• **Record excerpts**:
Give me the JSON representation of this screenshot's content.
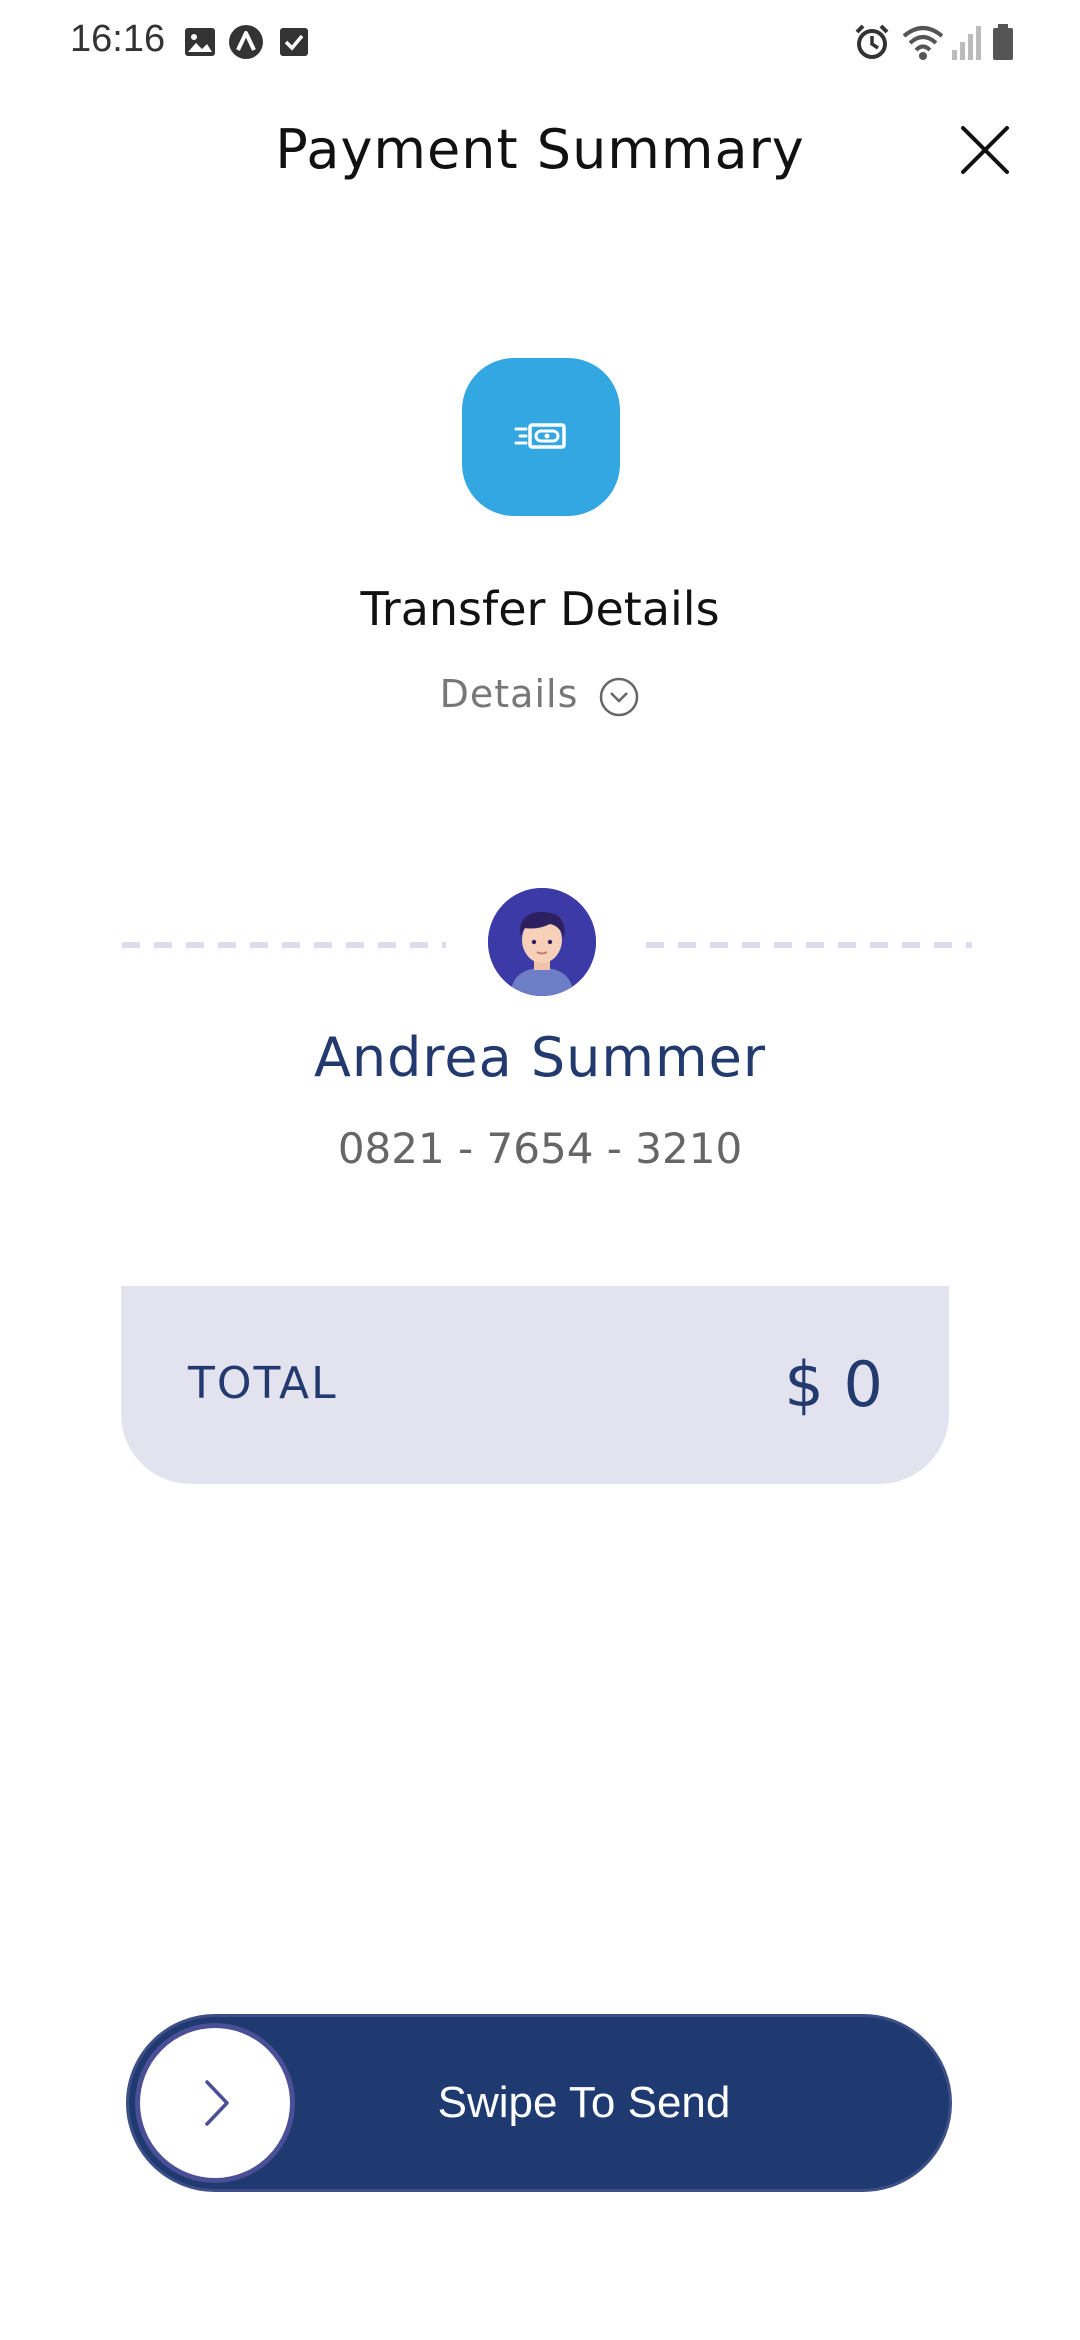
{
  "status_bar": {
    "time": "16:16",
    "left_icons": [
      "gallery-icon",
      "app-a-icon",
      "checkbox-icon"
    ],
    "right_icons": [
      "alarm-icon",
      "wifi-icon",
      "signal-icon",
      "battery-icon"
    ]
  },
  "header": {
    "title": "Payment Summary",
    "close_icon": "close-icon"
  },
  "transfer": {
    "icon": "money-transfer-icon",
    "icon_color": "#33a7e2",
    "title": "Transfer Details",
    "details_label": "Details",
    "details_icon": "chevron-down-circle-icon"
  },
  "recipient": {
    "name": "Andrea Summer",
    "phone": "0821 - 7654 - 3210"
  },
  "total": {
    "label": "TOTAL",
    "value": "$ 0"
  },
  "swipe": {
    "label": "Swipe To Send",
    "knob_icon": "chevron-right-icon",
    "color": "#1f3a70"
  }
}
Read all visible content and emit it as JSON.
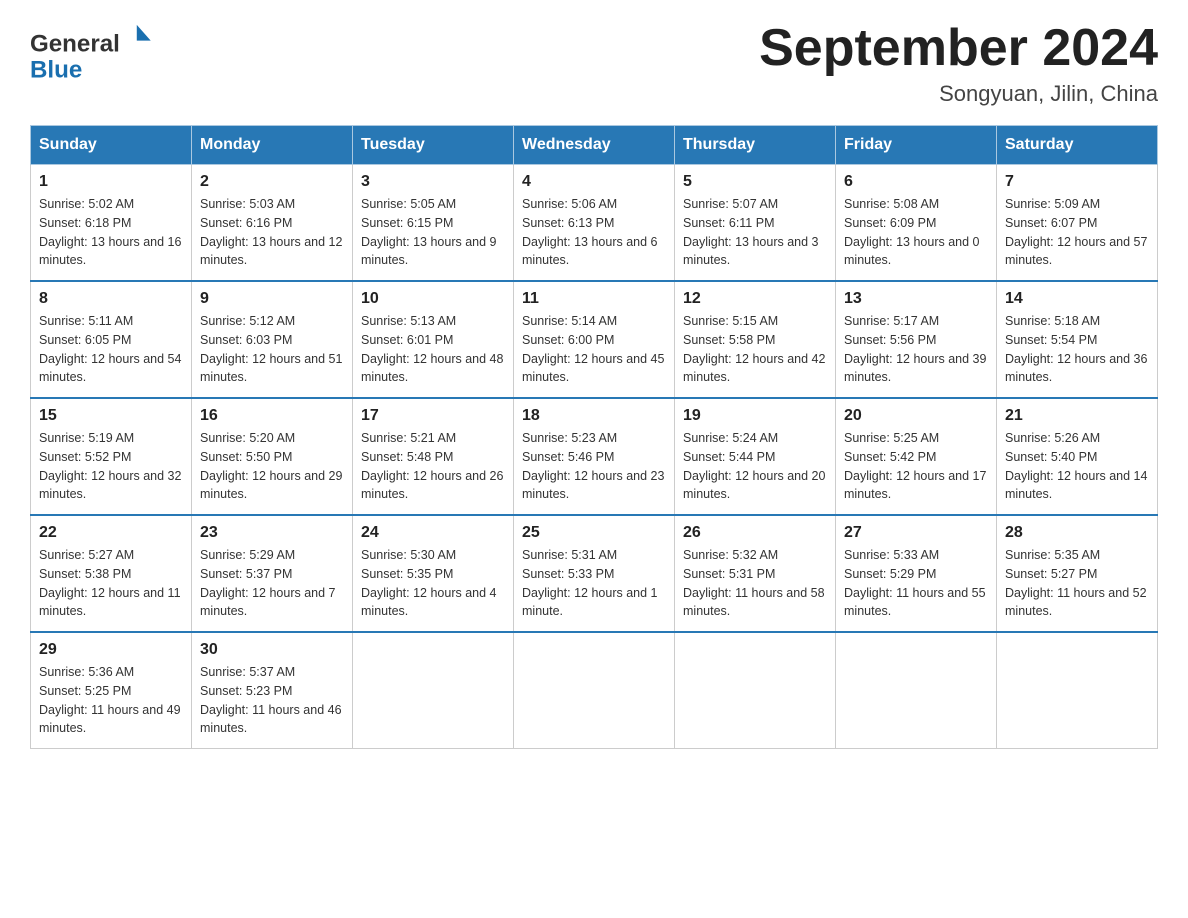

• **What is asked**:
Every line above should be returned word for word, with the pictures left behind.

• **Finished exercise**:
Give me the JSON representation of this screenshot's content.
{
  "status_bar": {
    "time": "16:16",
    "left_icons": [
      "gallery-icon",
      "app-a-icon",
      "checkbox-icon"
    ],
    "right_icons": [
      "alarm-icon",
      "wifi-icon",
      "signal-icon",
      "battery-icon"
    ]
  },
  "header": {
    "title": "Payment Summary",
    "close_icon": "close-icon"
  },
  "transfer": {
    "icon": "money-transfer-icon",
    "icon_color": "#33a7e2",
    "title": "Transfer Details",
    "details_label": "Details",
    "details_icon": "chevron-down-circle-icon"
  },
  "recipient": {
    "name": "Andrea Summer",
    "phone": "0821 - 7654 - 3210"
  },
  "total": {
    "label": "TOTAL",
    "value": "$ 0"
  },
  "swipe": {
    "label": "Swipe To Send",
    "knob_icon": "chevron-right-icon",
    "color": "#1f3a70"
  }
}
Read all visible content and emit it as JSON.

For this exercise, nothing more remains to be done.